## [Task instructions]
Select the lines below containing the word "this".

## [Material provided]
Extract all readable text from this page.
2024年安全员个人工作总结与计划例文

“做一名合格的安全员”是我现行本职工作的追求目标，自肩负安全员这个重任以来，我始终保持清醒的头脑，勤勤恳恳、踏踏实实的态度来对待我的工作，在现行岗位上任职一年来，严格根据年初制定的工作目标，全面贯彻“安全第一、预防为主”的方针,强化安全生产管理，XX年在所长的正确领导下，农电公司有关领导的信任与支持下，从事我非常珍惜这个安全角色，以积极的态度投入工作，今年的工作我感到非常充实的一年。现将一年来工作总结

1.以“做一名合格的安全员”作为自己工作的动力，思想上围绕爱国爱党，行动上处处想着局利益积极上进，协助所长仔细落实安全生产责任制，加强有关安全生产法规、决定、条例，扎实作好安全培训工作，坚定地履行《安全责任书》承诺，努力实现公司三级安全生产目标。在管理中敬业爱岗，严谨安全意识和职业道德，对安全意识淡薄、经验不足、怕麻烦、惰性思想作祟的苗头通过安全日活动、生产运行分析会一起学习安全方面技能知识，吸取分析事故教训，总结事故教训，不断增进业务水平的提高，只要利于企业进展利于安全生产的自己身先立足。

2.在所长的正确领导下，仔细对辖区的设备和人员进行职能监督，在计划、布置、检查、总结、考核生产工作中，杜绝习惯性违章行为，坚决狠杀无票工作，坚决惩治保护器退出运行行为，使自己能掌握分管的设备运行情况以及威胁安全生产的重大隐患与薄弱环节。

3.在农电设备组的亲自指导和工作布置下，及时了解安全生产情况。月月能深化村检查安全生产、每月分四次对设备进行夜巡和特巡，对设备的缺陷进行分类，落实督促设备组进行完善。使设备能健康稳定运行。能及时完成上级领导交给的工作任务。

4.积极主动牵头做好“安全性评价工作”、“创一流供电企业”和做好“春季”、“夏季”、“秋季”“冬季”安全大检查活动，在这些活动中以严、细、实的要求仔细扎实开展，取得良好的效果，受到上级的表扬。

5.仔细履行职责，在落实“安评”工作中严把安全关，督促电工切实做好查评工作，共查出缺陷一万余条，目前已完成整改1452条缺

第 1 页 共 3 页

==

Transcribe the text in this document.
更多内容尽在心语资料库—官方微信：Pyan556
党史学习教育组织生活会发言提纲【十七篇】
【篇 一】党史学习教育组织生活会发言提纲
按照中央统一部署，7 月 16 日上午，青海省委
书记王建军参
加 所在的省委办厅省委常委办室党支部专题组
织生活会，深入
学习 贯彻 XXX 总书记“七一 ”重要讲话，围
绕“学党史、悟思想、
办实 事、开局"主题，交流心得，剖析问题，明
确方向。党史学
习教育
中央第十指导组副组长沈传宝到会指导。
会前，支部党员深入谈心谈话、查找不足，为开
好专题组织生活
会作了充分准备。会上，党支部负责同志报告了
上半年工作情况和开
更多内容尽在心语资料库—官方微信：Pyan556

## [Solution below]
Extract all readable text from this page.
Transcribe the text in this document.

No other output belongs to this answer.